[Stored data entries]
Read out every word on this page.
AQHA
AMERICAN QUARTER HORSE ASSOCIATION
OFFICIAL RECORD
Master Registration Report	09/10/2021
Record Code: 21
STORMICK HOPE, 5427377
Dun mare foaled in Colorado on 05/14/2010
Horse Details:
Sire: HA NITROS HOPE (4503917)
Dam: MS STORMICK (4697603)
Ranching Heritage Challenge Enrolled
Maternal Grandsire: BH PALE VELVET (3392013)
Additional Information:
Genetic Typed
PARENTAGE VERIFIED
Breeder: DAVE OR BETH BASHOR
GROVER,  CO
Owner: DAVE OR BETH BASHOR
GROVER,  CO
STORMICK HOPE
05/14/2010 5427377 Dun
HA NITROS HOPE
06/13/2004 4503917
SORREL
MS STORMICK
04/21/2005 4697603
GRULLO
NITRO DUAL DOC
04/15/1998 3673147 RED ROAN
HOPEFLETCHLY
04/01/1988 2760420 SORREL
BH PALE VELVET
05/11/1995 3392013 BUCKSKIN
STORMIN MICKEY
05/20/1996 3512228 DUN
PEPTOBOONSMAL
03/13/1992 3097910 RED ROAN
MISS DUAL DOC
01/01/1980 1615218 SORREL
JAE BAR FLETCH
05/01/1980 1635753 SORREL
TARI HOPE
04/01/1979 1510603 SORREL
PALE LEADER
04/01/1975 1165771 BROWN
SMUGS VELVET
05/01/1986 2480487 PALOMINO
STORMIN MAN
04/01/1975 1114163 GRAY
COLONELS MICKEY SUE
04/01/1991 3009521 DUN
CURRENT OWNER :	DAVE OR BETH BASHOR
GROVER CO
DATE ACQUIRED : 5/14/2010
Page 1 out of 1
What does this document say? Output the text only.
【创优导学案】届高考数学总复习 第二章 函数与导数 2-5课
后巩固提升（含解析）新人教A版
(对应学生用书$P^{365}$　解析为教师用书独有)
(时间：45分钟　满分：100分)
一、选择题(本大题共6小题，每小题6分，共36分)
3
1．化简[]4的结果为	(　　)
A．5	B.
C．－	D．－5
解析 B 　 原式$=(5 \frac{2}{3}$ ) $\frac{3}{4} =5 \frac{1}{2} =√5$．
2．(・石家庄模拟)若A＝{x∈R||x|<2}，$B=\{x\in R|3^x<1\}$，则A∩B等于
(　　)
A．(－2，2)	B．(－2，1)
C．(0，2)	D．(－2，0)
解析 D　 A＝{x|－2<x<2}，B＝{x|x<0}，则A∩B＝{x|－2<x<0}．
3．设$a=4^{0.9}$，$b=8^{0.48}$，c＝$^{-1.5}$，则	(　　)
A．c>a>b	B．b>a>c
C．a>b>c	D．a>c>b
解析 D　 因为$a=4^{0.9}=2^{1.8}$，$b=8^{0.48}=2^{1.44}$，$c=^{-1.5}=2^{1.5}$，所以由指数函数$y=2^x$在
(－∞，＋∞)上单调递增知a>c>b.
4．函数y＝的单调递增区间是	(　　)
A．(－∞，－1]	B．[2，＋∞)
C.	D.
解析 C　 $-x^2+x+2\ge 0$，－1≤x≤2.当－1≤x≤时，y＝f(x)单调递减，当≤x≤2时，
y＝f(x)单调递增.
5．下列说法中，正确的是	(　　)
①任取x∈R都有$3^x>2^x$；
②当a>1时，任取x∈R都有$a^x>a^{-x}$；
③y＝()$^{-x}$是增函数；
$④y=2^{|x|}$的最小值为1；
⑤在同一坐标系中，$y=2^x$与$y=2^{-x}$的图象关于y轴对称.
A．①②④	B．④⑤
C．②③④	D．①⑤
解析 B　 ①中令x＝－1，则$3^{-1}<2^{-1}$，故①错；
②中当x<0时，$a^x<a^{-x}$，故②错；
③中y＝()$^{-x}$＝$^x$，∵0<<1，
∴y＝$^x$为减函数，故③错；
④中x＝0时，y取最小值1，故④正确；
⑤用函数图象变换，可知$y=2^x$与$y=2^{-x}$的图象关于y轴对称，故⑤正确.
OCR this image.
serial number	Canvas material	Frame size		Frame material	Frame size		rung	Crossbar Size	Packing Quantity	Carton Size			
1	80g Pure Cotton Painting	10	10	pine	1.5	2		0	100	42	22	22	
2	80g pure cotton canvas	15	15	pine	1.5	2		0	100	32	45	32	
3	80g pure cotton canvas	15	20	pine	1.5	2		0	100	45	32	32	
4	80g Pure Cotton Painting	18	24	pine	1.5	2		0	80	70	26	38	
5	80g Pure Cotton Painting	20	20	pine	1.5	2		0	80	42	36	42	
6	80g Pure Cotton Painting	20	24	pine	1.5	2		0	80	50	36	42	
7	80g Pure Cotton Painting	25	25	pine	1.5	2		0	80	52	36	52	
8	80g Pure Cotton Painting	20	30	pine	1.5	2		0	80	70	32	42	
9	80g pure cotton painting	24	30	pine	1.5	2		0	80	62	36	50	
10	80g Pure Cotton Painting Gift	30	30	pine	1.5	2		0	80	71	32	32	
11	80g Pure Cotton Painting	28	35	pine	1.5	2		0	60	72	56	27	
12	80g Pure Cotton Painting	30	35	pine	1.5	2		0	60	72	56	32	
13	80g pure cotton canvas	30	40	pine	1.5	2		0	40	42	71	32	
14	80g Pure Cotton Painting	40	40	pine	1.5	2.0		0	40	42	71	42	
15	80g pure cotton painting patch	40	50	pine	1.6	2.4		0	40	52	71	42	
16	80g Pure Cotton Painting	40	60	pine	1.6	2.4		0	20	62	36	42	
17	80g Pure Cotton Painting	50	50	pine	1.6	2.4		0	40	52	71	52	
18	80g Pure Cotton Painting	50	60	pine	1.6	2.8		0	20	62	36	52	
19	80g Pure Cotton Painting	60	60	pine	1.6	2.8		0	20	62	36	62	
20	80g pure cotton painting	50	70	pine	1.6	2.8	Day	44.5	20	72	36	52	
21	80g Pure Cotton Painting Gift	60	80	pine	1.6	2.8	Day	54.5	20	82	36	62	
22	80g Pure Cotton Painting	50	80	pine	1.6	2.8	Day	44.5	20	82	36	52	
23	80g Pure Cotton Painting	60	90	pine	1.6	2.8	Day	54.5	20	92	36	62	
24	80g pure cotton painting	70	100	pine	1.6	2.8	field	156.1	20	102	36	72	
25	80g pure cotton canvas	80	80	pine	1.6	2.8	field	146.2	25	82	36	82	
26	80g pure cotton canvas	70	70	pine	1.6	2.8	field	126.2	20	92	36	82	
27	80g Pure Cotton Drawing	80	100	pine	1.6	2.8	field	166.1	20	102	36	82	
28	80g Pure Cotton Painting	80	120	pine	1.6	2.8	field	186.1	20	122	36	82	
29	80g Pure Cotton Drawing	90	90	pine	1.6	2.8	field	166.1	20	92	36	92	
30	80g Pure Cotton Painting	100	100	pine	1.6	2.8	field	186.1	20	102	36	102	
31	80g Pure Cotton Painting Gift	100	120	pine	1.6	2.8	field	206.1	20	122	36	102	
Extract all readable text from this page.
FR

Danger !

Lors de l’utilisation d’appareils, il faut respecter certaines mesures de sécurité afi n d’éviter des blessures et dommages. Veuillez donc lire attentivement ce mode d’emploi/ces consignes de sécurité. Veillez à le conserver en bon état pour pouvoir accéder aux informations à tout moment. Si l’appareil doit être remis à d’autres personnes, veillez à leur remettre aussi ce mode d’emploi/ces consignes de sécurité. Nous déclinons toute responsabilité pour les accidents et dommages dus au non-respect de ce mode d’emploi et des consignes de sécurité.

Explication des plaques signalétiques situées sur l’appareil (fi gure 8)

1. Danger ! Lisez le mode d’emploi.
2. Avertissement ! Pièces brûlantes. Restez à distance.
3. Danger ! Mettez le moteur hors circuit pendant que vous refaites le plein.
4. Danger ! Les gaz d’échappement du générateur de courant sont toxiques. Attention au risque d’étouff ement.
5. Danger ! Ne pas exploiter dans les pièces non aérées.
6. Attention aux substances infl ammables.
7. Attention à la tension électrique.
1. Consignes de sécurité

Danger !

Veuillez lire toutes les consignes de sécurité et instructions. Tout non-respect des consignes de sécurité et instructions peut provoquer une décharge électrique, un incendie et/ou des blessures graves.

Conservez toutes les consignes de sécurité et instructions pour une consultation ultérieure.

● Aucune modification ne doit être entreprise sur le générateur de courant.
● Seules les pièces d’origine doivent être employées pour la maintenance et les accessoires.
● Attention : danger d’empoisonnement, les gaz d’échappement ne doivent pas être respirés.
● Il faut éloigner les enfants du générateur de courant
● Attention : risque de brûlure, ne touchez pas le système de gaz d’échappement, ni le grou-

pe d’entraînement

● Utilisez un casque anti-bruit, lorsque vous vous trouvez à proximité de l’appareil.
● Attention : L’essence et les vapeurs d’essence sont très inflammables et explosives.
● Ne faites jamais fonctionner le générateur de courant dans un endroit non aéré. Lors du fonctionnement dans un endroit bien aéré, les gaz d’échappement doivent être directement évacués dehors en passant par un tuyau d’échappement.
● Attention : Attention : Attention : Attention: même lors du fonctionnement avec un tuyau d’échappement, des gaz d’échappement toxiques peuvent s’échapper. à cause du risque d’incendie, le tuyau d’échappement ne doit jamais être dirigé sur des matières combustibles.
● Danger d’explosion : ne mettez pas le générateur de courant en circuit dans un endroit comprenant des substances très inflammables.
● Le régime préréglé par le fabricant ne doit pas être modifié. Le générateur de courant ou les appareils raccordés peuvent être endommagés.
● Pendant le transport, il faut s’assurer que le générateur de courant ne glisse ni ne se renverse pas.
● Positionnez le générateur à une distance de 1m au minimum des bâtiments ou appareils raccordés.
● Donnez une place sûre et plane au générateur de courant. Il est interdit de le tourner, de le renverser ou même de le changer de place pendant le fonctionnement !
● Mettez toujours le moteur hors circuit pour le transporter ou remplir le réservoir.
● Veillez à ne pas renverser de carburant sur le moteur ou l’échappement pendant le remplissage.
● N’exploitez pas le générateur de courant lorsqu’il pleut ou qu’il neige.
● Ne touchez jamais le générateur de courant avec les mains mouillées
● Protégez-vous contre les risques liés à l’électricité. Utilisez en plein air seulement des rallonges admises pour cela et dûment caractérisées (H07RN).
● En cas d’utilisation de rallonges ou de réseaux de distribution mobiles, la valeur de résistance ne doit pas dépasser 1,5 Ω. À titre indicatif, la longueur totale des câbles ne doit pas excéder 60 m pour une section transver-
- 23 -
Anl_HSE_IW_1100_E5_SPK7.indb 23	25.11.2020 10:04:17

◆ THE REQUEST
Which lines include the word "faut"? Copy every one of them.

◆ THE REPLY
Lors de l’utilisation d’appareils, il faut respecter certaines mesures de sécurité afi n d’éviter des blessures et dommages. Veuillez donc lire attentivement ce mode d’emploi/ces consignes de sécurité. Veillez à le conserver en bon état pour pouvoir accéder aux informations à tout moment. Si l’appareil doit être remis à d’autres personnes, veillez à leur remettre aussi ce mode d’emploi/ces consignes de sécurité. Nous déclinons toute responsabilité pour les accidents et dommages dus au non-respect de ce mode d’emploi et des consignes de sécurité.
● Il faut éloigner les enfants du générateur de courant
● Pendant le transport, il faut s’assurer que le générateur de courant ne glisse ni ne se renverse pas.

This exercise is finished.